*The task:* In the entries that follow, how many lines contain the word "Month"? Answer with the number only.

[Begin Entries shown]

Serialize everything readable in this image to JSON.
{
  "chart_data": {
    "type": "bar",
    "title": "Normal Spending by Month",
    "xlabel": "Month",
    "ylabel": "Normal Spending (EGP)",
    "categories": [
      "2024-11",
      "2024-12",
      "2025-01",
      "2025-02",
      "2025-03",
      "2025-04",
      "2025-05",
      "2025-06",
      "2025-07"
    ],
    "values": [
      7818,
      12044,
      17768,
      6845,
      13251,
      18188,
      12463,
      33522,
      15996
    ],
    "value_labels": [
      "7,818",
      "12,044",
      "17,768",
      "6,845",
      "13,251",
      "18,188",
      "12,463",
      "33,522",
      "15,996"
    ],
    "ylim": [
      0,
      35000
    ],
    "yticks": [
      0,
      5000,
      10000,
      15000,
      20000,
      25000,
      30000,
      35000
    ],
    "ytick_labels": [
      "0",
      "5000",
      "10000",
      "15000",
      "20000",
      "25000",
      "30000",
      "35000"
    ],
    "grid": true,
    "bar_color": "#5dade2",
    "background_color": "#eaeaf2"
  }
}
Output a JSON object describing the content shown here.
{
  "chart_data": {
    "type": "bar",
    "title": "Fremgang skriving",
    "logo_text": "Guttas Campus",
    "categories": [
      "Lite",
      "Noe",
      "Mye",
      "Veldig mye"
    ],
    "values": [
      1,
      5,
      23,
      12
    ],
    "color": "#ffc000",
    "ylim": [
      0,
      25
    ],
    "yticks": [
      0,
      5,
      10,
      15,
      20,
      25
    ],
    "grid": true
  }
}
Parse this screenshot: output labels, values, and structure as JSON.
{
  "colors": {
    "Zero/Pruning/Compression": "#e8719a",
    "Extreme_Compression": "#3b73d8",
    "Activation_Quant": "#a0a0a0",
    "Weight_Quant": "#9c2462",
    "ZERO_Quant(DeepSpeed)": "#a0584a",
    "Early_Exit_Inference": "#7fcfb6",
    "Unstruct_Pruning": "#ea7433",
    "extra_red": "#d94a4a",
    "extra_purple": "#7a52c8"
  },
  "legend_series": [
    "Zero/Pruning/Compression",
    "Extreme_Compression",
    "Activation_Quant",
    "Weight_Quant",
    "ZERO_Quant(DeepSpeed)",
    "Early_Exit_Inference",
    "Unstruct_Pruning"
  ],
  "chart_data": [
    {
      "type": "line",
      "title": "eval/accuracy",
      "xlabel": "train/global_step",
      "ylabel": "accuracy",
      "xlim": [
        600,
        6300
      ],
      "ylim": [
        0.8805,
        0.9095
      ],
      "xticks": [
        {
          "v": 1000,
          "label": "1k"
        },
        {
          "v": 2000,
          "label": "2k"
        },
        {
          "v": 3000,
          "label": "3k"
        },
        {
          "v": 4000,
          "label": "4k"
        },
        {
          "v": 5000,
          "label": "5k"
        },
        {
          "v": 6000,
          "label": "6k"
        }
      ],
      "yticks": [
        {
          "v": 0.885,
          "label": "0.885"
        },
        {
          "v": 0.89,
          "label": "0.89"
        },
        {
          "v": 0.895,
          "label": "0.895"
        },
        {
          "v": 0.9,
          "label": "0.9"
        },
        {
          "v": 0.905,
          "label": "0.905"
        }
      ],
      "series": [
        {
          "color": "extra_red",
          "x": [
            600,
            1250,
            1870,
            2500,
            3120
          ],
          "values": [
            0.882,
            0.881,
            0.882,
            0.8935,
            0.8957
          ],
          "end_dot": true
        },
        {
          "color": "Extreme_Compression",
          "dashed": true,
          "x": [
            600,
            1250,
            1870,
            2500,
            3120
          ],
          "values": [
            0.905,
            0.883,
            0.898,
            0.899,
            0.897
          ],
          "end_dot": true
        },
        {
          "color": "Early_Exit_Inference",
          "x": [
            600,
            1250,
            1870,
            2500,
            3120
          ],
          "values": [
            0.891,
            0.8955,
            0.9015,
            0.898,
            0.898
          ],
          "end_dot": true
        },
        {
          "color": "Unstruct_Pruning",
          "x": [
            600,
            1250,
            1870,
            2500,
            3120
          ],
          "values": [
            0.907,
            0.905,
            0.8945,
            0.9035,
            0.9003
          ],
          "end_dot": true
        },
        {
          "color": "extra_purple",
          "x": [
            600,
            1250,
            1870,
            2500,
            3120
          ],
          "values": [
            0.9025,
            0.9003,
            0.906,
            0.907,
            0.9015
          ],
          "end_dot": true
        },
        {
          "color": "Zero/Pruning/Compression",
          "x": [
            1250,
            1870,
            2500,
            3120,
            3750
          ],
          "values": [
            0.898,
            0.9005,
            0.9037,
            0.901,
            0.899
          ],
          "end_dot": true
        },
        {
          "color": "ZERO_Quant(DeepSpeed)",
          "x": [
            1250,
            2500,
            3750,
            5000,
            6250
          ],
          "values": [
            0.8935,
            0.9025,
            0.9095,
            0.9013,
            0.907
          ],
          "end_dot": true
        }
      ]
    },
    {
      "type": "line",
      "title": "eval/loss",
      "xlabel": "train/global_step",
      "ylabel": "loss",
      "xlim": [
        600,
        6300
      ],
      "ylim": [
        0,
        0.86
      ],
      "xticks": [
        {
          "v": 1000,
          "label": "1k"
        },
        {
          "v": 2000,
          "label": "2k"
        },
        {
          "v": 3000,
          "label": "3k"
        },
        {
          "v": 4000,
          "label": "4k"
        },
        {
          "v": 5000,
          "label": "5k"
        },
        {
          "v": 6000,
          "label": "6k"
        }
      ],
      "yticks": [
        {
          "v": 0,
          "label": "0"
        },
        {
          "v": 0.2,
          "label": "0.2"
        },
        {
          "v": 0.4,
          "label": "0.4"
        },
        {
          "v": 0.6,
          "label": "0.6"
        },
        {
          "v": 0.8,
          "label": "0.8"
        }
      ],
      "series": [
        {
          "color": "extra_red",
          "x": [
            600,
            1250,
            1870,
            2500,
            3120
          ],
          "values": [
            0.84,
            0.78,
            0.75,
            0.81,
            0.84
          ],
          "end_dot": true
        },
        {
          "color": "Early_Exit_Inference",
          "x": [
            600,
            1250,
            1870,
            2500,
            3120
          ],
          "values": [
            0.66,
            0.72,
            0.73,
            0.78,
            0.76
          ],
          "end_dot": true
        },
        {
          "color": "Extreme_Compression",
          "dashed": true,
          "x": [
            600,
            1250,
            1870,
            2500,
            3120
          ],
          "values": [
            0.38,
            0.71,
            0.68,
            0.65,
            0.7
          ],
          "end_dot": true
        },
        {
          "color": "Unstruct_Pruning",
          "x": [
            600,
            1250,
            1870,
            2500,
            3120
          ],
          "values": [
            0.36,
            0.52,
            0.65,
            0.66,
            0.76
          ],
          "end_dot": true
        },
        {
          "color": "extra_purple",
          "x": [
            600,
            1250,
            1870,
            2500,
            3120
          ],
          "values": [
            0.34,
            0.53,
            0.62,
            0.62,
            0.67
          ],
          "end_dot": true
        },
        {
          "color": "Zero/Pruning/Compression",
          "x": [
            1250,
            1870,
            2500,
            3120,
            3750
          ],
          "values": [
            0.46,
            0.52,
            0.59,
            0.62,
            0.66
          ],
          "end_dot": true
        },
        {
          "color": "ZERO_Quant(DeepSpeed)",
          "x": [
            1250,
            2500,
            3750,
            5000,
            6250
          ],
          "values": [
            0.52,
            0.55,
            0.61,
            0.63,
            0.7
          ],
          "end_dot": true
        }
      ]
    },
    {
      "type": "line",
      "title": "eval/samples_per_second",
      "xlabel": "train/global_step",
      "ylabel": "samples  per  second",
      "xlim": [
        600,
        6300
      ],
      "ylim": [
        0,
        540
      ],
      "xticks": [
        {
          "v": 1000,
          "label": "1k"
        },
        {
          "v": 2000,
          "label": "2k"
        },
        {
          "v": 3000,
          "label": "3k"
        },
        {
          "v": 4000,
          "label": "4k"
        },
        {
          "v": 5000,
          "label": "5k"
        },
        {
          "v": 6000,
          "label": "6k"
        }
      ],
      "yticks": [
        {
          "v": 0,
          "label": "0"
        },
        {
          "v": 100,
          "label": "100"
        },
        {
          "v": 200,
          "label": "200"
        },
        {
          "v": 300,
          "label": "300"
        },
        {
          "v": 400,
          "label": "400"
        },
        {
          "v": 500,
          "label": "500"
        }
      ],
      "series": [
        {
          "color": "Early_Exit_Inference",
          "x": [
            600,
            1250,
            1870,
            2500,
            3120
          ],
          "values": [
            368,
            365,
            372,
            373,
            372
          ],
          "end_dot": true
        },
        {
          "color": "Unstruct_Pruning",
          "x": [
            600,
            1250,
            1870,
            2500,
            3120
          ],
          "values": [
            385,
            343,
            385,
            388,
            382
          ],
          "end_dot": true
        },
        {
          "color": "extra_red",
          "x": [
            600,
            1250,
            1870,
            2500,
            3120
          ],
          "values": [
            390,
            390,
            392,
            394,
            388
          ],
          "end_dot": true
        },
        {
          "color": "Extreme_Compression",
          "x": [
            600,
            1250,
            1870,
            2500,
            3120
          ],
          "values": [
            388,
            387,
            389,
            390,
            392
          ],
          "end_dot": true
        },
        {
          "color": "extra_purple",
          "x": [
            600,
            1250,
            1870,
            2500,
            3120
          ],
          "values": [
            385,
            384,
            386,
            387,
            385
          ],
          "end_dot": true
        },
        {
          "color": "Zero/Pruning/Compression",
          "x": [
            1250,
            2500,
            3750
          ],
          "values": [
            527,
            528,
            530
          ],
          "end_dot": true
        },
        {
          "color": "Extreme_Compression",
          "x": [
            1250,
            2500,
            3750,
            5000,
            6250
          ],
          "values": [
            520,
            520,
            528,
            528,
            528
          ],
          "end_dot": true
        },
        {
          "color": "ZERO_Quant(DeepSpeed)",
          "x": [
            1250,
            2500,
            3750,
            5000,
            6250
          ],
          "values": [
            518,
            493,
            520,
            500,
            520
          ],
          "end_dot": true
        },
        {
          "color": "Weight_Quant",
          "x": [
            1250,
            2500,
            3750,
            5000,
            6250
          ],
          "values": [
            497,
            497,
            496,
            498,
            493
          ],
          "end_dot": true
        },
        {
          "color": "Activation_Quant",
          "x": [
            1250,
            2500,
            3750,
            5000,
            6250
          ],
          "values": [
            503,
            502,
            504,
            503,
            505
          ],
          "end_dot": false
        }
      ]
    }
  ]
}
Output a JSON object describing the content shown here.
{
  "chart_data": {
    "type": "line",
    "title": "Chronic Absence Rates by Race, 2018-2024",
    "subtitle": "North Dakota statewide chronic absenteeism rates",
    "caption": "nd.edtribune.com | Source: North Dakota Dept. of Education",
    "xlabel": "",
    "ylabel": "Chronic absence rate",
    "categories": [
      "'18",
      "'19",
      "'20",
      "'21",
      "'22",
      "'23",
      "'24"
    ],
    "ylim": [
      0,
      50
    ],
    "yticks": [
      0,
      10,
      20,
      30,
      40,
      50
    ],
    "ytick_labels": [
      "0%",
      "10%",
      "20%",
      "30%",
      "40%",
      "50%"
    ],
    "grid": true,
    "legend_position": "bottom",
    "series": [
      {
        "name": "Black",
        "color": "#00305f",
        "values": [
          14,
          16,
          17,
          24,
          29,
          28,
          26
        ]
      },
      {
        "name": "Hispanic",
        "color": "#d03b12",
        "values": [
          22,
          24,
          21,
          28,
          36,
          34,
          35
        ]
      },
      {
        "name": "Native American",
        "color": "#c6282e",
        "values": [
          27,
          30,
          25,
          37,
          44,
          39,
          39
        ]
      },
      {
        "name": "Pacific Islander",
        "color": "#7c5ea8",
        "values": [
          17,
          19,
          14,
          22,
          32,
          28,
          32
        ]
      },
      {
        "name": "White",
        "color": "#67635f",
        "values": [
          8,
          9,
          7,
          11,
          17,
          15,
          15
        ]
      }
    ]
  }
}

[End Entries shown]

*Task solution:* 2